• [EXERCISE OBJECTIVE]
Check each line of the listing below for the word "Percent" and say how many lines have it. Nothing else should be written.

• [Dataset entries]
+-------+

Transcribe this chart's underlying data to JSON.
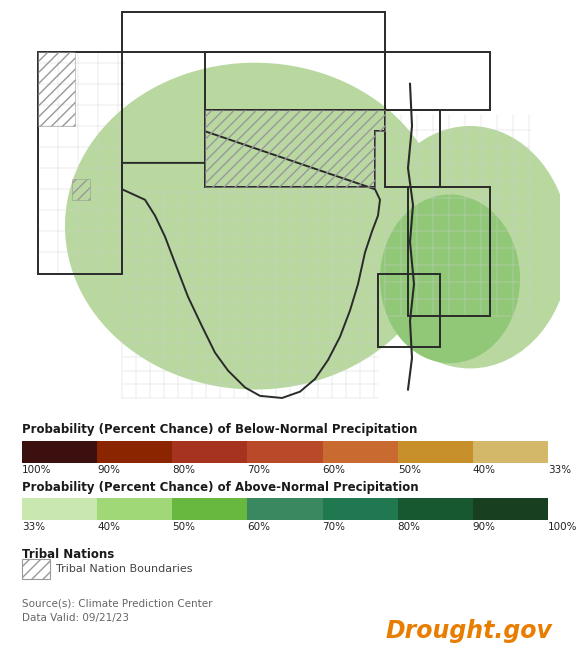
{
  "below_normal_colors": [
    "#3d1010",
    "#8b2500",
    "#a63220",
    "#b84a2a",
    "#c96a30",
    "#c8902a",
    "#d4b86a"
  ],
  "below_normal_labels": [
    "100%",
    "90%",
    "80%",
    "70%",
    "60%",
    "50%",
    "40%",
    "33%"
  ],
  "above_normal_colors": [
    "#c8e8b0",
    "#a0d878",
    "#68b840",
    "#3a8860",
    "#207850",
    "#185830",
    "#184020"
  ],
  "above_normal_labels": [
    "33%",
    "40%",
    "50%",
    "60%",
    "70%",
    "80%",
    "90%",
    "100%"
  ],
  "below_title": "Probability (Percent Chance) of Below-Normal Precipitation",
  "above_title": "Probability (Percent Chance) of Above-Normal Precipitation",
  "tribal_title": "Tribal Nations",
  "tribal_label": "Tribal Nation Boundaries",
  "source_text": "Source(s): Climate Prediction Center",
  "date_text": "Data Valid: 09/21/23",
  "drought_gov_text": "Drought.gov",
  "drought_gov_color": "#e87d00",
  "bg_color": "#ffffff",
  "light_green_40": "#b8d8a0",
  "light_green_50": "#90c878",
  "state_border_color": "#2a2a2a",
  "county_line_color": "#d0d0d0"
}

+-------+

• [COMPLETE OUTPUT]
2